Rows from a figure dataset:
**********

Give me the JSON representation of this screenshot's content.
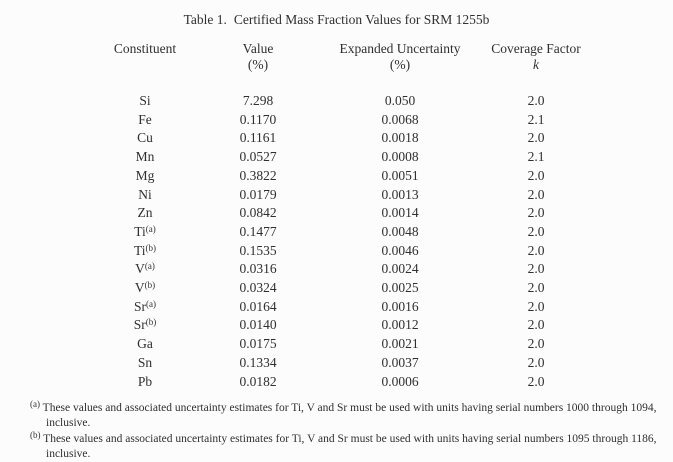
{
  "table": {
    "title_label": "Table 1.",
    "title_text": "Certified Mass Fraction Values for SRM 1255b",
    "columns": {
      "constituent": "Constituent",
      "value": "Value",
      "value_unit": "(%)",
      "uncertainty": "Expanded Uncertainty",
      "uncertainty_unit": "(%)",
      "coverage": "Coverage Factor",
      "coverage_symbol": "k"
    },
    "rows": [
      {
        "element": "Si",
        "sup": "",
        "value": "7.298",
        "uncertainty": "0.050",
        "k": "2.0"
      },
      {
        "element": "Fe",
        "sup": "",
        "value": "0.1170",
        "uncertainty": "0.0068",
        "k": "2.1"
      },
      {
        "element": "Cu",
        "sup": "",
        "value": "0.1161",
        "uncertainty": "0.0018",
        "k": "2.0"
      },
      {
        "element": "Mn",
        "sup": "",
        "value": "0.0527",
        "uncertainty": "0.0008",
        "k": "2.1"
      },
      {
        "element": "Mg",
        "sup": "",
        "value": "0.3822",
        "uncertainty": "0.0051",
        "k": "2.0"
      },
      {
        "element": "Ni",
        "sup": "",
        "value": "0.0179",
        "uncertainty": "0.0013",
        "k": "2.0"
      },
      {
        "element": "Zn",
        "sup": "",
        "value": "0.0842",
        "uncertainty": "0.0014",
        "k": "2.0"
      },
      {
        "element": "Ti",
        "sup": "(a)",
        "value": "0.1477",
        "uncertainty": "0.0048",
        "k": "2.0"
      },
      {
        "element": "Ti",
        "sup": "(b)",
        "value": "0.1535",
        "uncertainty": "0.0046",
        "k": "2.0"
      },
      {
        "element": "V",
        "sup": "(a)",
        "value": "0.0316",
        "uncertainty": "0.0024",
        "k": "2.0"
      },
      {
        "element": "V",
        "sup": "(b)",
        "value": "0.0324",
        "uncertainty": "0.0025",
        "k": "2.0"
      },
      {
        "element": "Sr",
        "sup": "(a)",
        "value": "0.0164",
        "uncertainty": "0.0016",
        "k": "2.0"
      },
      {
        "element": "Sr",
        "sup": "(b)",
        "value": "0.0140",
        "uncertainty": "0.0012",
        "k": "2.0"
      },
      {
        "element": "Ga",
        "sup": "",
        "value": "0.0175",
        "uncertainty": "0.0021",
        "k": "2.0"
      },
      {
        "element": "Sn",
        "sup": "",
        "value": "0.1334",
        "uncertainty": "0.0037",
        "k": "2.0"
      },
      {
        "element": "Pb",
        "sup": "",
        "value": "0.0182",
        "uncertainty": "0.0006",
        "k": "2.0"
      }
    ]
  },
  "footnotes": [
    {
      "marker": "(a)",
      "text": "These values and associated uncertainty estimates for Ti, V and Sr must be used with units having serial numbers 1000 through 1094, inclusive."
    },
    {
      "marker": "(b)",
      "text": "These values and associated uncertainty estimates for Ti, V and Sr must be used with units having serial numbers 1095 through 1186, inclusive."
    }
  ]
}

**********

▶ _GIVEN EXERCISE_
Output, exactly, all the records above; include no pictures.

▶ _SOLUTION TO THE EXERCISE_
Give me the JSON representation of this screenshot's content.
{
  "table": {
    "title_label": "Table 1.",
    "title_text": "Certified Mass Fraction Values for SRM 1255b",
    "columns": {
      "constituent": "Constituent",
      "value": "Value",
      "value_unit": "(%)",
      "uncertainty": "Expanded Uncertainty",
      "uncertainty_unit": "(%)",
      "coverage": "Coverage Factor",
      "coverage_symbol": "k"
    },
    "rows": [
      {
        "element": "Si",
        "sup": "",
        "value": "7.298",
        "uncertainty": "0.050",
        "k": "2.0"
      },
      {
        "element": "Fe",
        "sup": "",
        "value": "0.1170",
        "uncertainty": "0.0068",
        "k": "2.1"
      },
      {
        "element": "Cu",
        "sup": "",
        "value": "0.1161",
        "uncertainty": "0.0018",
        "k": "2.0"
      },
      {
        "element": "Mn",
        "sup": "",
        "value": "0.0527",
        "uncertainty": "0.0008",
        "k": "2.1"
      },
      {
        "element": "Mg",
        "sup": "",
        "value": "0.3822",
        "uncertainty": "0.0051",
        "k": "2.0"
      },
      {
        "element": "Ni",
        "sup": "",
        "value": "0.0179",
        "uncertainty": "0.0013",
        "k": "2.0"
      },
      {
        "element": "Zn",
        "sup": "",
        "value": "0.0842",
        "uncertainty": "0.0014",
        "k": "2.0"
      },
      {
        "element": "Ti",
        "sup": "(a)",
        "value": "0.1477",
        "uncertainty": "0.0048",
        "k": "2.0"
      },
      {
        "element": "Ti",
        "sup": "(b)",
        "value": "0.1535",
        "uncertainty": "0.0046",
        "k": "2.0"
      },
      {
        "element": "V",
        "sup": "(a)",
        "value": "0.0316",
        "uncertainty": "0.0024",
        "k": "2.0"
      },
      {
        "element": "V",
        "sup": "(b)",
        "value": "0.0324",
        "uncertainty": "0.0025",
        "k": "2.0"
      },
      {
        "element": "Sr",
        "sup": "(a)",
        "value": "0.0164",
        "uncertainty": "0.0016",
        "k": "2.0"
      },
      {
        "element": "Sr",
        "sup": "(b)",
        "value": "0.0140",
        "uncertainty": "0.0012",
        "k": "2.0"
      },
      {
        "element": "Ga",
        "sup": "",
        "value": "0.0175",
        "uncertainty": "0.0021",
        "k": "2.0"
      },
      {
        "element": "Sn",
        "sup": "",
        "value": "0.1334",
        "uncertainty": "0.0037",
        "k": "2.0"
      },
      {
        "element": "Pb",
        "sup": "",
        "value": "0.0182",
        "uncertainty": "0.0006",
        "k": "2.0"
      }
    ]
  },
  "footnotes": [
    {
      "marker": "(a)",
      "text": "These values and associated uncertainty estimates for Ti, V and Sr must be used with units having serial numbers 1000 through 1094, inclusive."
    },
    {
      "marker": "(b)",
      "text": "These values and associated uncertainty estimates for Ti, V and Sr must be used with units having serial numbers 1095 through 1186, inclusive."
    }
  ]
}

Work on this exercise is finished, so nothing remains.